Stored records:
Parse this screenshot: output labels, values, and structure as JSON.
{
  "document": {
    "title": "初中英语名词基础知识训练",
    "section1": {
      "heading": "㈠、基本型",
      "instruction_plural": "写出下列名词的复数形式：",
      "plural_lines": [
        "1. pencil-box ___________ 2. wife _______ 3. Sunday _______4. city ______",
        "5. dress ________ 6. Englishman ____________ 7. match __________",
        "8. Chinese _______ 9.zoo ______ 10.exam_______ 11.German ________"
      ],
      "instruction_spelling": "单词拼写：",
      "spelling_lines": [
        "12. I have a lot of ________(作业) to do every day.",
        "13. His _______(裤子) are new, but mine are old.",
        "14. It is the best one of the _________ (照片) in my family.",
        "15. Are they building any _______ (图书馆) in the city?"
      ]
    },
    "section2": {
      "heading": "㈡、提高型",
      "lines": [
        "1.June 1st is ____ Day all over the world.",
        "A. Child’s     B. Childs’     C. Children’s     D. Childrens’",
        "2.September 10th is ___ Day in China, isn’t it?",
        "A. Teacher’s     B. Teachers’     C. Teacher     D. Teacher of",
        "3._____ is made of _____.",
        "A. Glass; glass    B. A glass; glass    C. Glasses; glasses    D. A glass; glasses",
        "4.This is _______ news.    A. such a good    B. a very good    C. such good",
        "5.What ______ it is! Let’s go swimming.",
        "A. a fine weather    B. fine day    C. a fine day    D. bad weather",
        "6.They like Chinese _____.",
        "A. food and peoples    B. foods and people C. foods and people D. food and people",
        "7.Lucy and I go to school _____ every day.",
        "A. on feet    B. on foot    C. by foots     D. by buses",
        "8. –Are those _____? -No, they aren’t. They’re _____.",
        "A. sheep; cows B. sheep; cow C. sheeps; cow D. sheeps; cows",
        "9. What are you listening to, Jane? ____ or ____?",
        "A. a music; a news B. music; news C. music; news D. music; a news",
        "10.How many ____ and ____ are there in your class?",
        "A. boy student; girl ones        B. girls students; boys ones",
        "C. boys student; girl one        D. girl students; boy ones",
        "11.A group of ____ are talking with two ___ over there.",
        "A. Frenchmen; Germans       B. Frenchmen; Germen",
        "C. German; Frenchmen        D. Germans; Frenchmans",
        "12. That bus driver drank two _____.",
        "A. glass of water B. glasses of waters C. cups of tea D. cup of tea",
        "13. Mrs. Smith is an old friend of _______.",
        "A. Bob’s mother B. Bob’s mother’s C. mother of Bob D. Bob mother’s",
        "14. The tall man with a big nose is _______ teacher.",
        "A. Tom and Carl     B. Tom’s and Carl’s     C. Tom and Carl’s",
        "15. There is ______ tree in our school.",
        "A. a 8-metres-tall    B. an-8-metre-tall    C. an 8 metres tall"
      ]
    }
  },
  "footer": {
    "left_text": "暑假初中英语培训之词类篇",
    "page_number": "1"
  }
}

Task goal: Repeat the data verbatim.

Written solution:
Parse this screenshot: output labels, values, and structure as JSON.
{
  "document": {
    "title": "初中英语名词基础知识训练",
    "section1": {
      "heading": "㈠、基本型",
      "instruction_plural": "写出下列名词的复数形式：",
      "plural_lines": [
        "1. pencil-box ___________ 2. wife _______ 3. Sunday _______4. city ______",
        "5. dress ________ 6. Englishman ____________ 7. match __________",
        "8. Chinese _______ 9.zoo ______ 10.exam_______ 11.German ________"
      ],
      "instruction_spelling": "单词拼写：",
      "spelling_lines": [
        "12. I have a lot of ________(作业) to do every day.",
        "13. His _______(裤子) are new, but mine are old.",
        "14. It is the best one of the _________ (照片) in my family.",
        "15. Are they building any _______ (图书馆) in the city?"
      ]
    },
    "section2": {
      "heading": "㈡、提高型",
      "lines": [
        "1.June 1st is ____ Day all over the world.",
        "A. Child’s     B. Childs’     C. Children’s     D. Childrens’",
        "2.September 10th is ___ Day in China, isn’t it?",
        "A. Teacher’s     B. Teachers’     C. Teacher     D. Teacher of",
        "3._____ is made of _____.",
        "A. Glass; glass    B. A glass; glass    C. Glasses; glasses    D. A glass; glasses",
        "4.This is _______ news.    A. such a good    B. a very good    C. such good",
        "5.What ______ it is! Let’s go swimming.",
        "A. a fine weather    B. fine day    C. a fine day    D. bad weather",
        "6.They like Chinese _____.",
        "A. food and peoples    B. foods and people C. foods and people D. food and people",
        "7.Lucy and I go to school _____ every day.",
        "A. on feet    B. on foot    C. by foots     D. by buses",
        "8. –Are those _____? -No, they aren’t. They’re _____.",
        "A. sheep; cows B. sheep; cow C. sheeps; cow D. sheeps; cows",
        "9. What are you listening to, Jane? ____ or ____?",
        "A. a music; a news B. music; news C. music; news D. music; a news",
        "10.How many ____ and ____ are there in your class?",
        "A. boy student; girl ones        B. girls students; boys ones",
        "C. boys student; girl one        D. girl students; boy ones",
        "11.A group of ____ are talking with two ___ over there.",
        "A. Frenchmen; Germans       B. Frenchmen; Germen",
        "C. German; Frenchmen        D. Germans; Frenchmans",
        "12. That bus driver drank two _____.",
        "A. glass of water B. glasses of waters C. cups of tea D. cup of tea",
        "13. Mrs. Smith is an old friend of _______.",
        "A. Bob’s mother B. Bob’s mother’s C. mother of Bob D. Bob mother’s",
        "14. The tall man with a big nose is _______ teacher.",
        "A. Tom and Carl     B. Tom’s and Carl’s     C. Tom and Carl’s",
        "15. There is ______ tree in our school.",
        "A. a 8-metres-tall    B. an-8-metre-tall    C. an 8 metres tall"
      ]
    }
  },
  "footer": {
    "left_text": "暑假初中英语培训之词类篇",
    "page_number": "1"
  }
}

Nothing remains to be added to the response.